++++ Raw data ++++

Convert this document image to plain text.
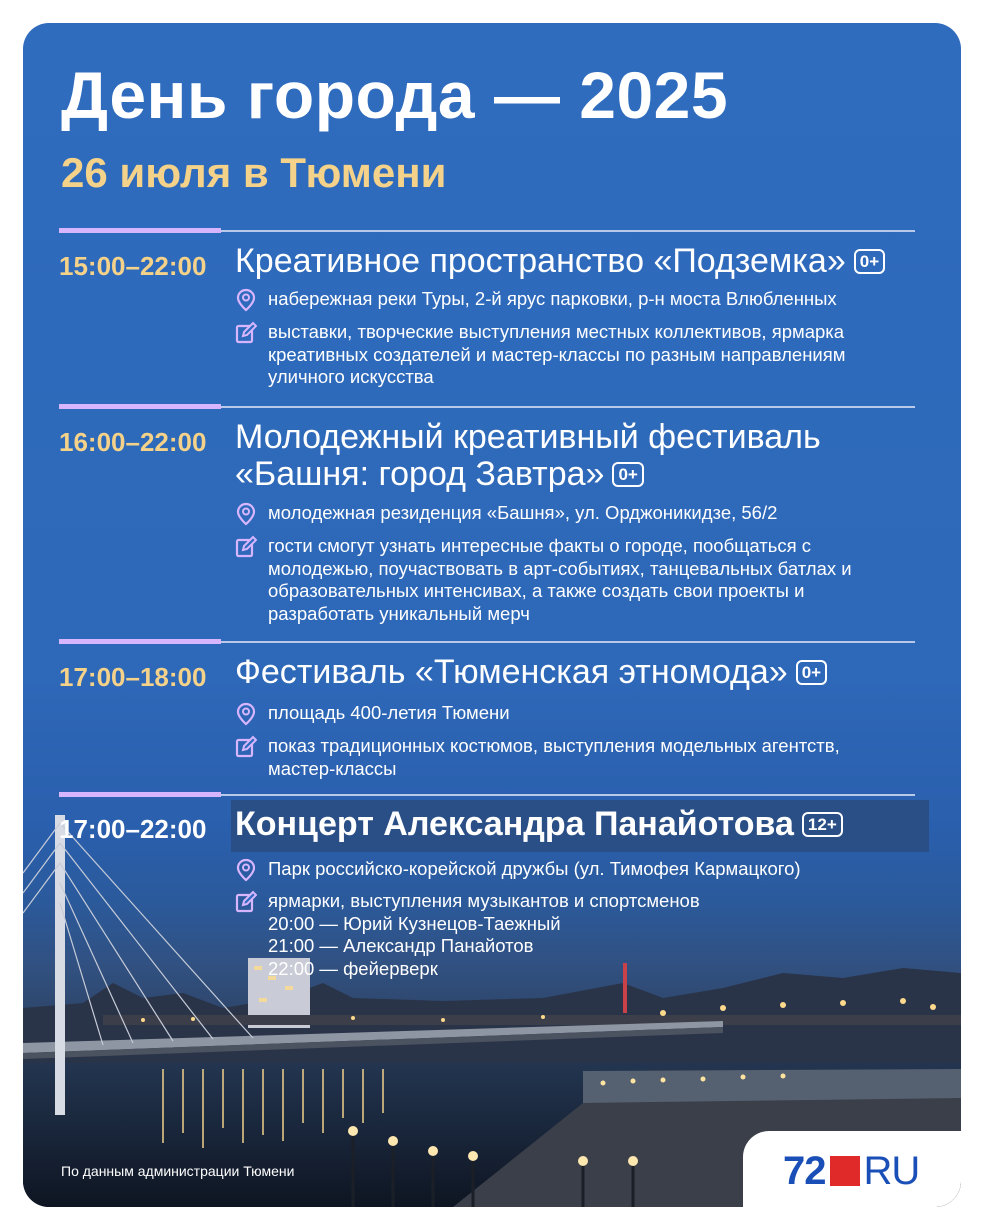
День города — 2025
26 июля в Тюмени
15:00–22:00 Креативное пространство «Подземка» 0+
набережная реки Туры, 2-й ярус парковки, р-н моста Влюбленных
выставки, творческие выступления местных коллективов, ярмарка креативных создателей и мастер-классы по разным направлениям уличного искусства
16:00–22:00 Молодежный креативный фестиваль «Башня: город Завтра» 0+
молодежная резиденция «Башня», ул. Орджоникидзе, 56/2
гости смогут узнать интересные факты о городе, пообщаться с молодежью, поучаствовать в арт-событиях, танцевальных батлах и образовательных интенсивах, а также создать свои проекты и разработать уникальный мерч
17:00–18:00 Фестиваль «Тюменская этномода» 0+
площадь 400-летия Тюмени
показ традиционных костюмов, выступления модельных агентств, мастер-классы
17:00–22:00 Концерт Александра Панайотова 12+
Парк российско-корейской дружбы (ул. Тимофея Кармацкого)
ярмарки, выступления музыкантов и спортсменов
20:00 — Юрий Кузнецов-Таежный
21:00 — Александр Панайотов
22:00 — фейерверк
По данным администрации Тюмени	72 RU
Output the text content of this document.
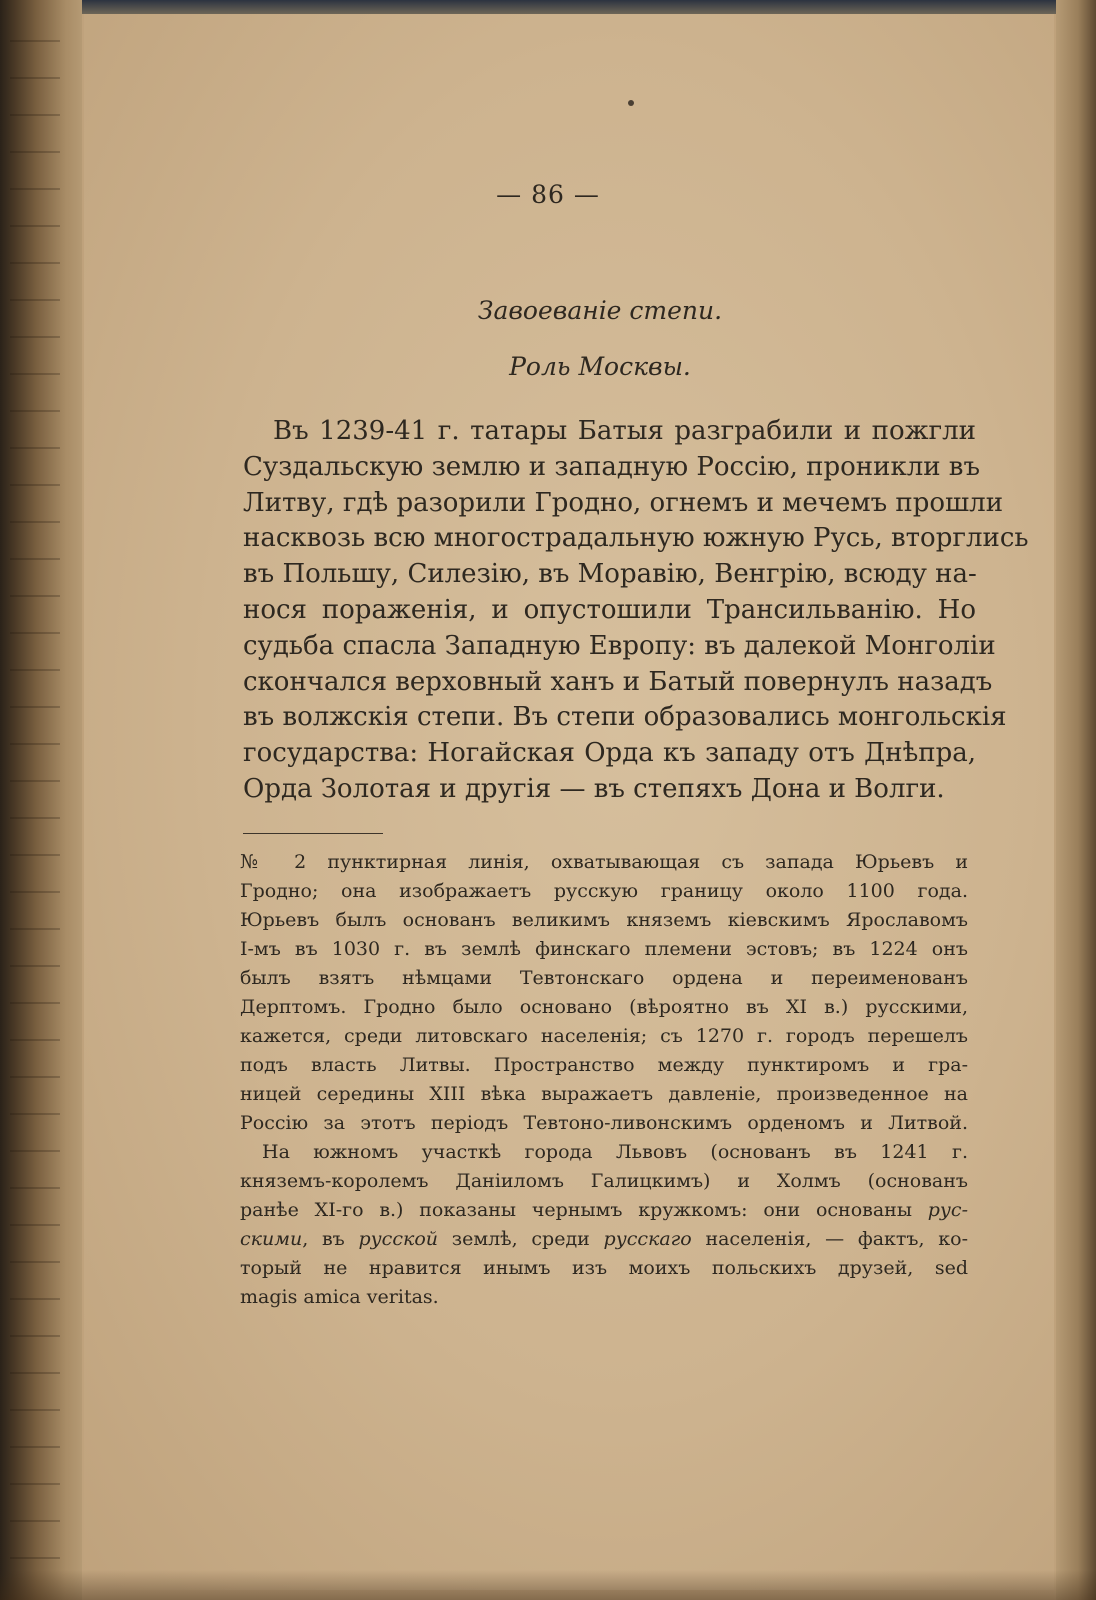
— 86 —
Завоеваніе степи.
Роль Москвы.
Въ 1239-41 г. татары Батыя разграбили и пожгли
Суздальскую землю и западную Россію, проникли въ
Литву, гдѣ разорили Гродно, огнемъ и мечемъ прошли
насквозь всю многострадальную южную Русь, вторглись
въ Польшу, Силезію, въ Моравію, Венгрію, всюду на-
нося пораженія, и опустошили Трансильванію. Но
судьба спасла Западную Европу: въ далекой Монголіи
скончался верховный ханъ и Батый повернулъ назадъ
въ волжскія степи. Въ степи образовались монгольскія
государства: Ногайская Орда къ западу отъ Днѣпра,
Орда Золотая и другія — въ степяхъ Дона и Волги.
№ 2 пунктирная линія, охватывающая съ запада Юрьевъ и
Гродно; она изображаетъ русскую границу около 1100 года.
Юрьевъ былъ основанъ великимъ княземъ кіевскимъ Ярославомъ
I-мъ въ 1030 г. въ землѣ финскаго племени эстовъ; въ 1224 онъ
былъ взятъ нѣмцами Тевтонскаго ордена и переименованъ
Дерптомъ. Гродно было основано (вѣроятно въ XI в.) русскими,
кажется, среди литовскаго населенія; съ 1270 г. городъ перешелъ
подъ власть Литвы. Пространство между пунктиромъ и гра-
ницей середины XIII вѣка выражаетъ давленіе, произведенное на
Россію за этотъ періодъ Тевтоно-ливонскимъ орденомъ и Литвой.
На южномъ участкѣ города Львовъ (основанъ въ 1241 г.
княземъ-королемъ Даніиломъ Галицкимъ) и Холмъ (основанъ
ранѣе XI-го в.) показаны чернымъ кружкомъ: они основаны рус-
скими, въ русской землѣ, среди русскаго населенія, — фактъ, ко-
торый не нравится инымъ изъ моихъ польскихъ друзей, sed
magis amica veritas.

++++

Written request »
Write out the whole listing again, exactly, with no pictures.

Task output »
Convert this document image to plain text.
День города — 2025
26 июля в Тюмени
15:00–22:00 Креативное пространство «Подземка» 0+
набережная реки Туры, 2-й ярус парковки, р-н моста Влюбленных
выставки, творческие выступления местных коллективов, ярмарка креативных создателей и мастер-классы по разным направлениям уличного искусства
16:00–22:00 Молодежный креативный фестиваль «Башня: город Завтра» 0+
молодежная резиденция «Башня», ул. Орджоникидзе, 56/2
гости смогут узнать интересные факты о городе, пообщаться с молодежью, поучаствовать в арт-событиях, танцевальных батлах и образовательных интенсивах, а также создать свои проекты и разработать уникальный мерч
17:00–18:00 Фестиваль «Тюменская этномода» 0+
площадь 400-летия Тюмени
показ традиционных костюмов, выступления модельных агентств, мастер-классы
17:00–22:00 Концерт Александра Панайотова 12+
Парк российско-корейской дружбы (ул. Тимофея Кармацкого)
ярмарки, выступления музыкантов и спортсменов
20:00 — Юрий Кузнецов-Таежный
21:00 — Александр Панайотов
22:00 — фейерверк
По данным администрации Тюмени	72 RU
Output the text content of this document.
— 86 —
Завоеваніе степи.
Роль Москвы.
Въ 1239-41 г. татары Батыя разграбили и пожгли
Суздальскую землю и западную Россію, проникли въ
Литву, гдѣ разорили Гродно, огнемъ и мечемъ прошли
насквозь всю многострадальную южную Русь, вторглись
въ Польшу, Силезію, въ Моравію, Венгрію, всюду на-
нося пораженія, и опустошили Трансильванію. Но
судьба спасла Западную Европу: въ далекой Монголіи
скончался верховный ханъ и Батый повернулъ назадъ
въ волжскія степи. Въ степи образовались монгольскія
государства: Ногайская Орда къ западу отъ Днѣпра,
Орда Золотая и другія — въ степяхъ Дона и Волги.
№ 2 пунктирная линія, охватывающая съ запада Юрьевъ и
Гродно; она изображаетъ русскую границу около 1100 года.
Юрьевъ былъ основанъ великимъ княземъ кіевскимъ Ярославомъ
I-мъ въ 1030 г. въ землѣ финскаго племени эстовъ; въ 1224 онъ
былъ взятъ нѣмцами Тевтонскаго ордена и переименованъ
Дерптомъ. Гродно было основано (вѣроятно въ XI в.) русскими,
кажется, среди литовскаго населенія; съ 1270 г. городъ перешелъ
подъ власть Литвы. Пространство между пунктиромъ и гра-
ницей середины XIII вѣка выражаетъ давленіе, произведенное на
Россію за этотъ періодъ Тевтоно-ливонскимъ орденомъ и Литвой.
На южномъ участкѣ города Львовъ (основанъ въ 1241 г.
княземъ-королемъ Даніиломъ Галицкимъ) и Холмъ (основанъ
ранѣе XI-го в.) показаны чернымъ кружкомъ: они основаны рус-
скими, въ русской землѣ, среди русскаго населенія, — фактъ, ко-
торый не нравится инымъ изъ моихъ польскихъ друзей, sed
magis amica veritas.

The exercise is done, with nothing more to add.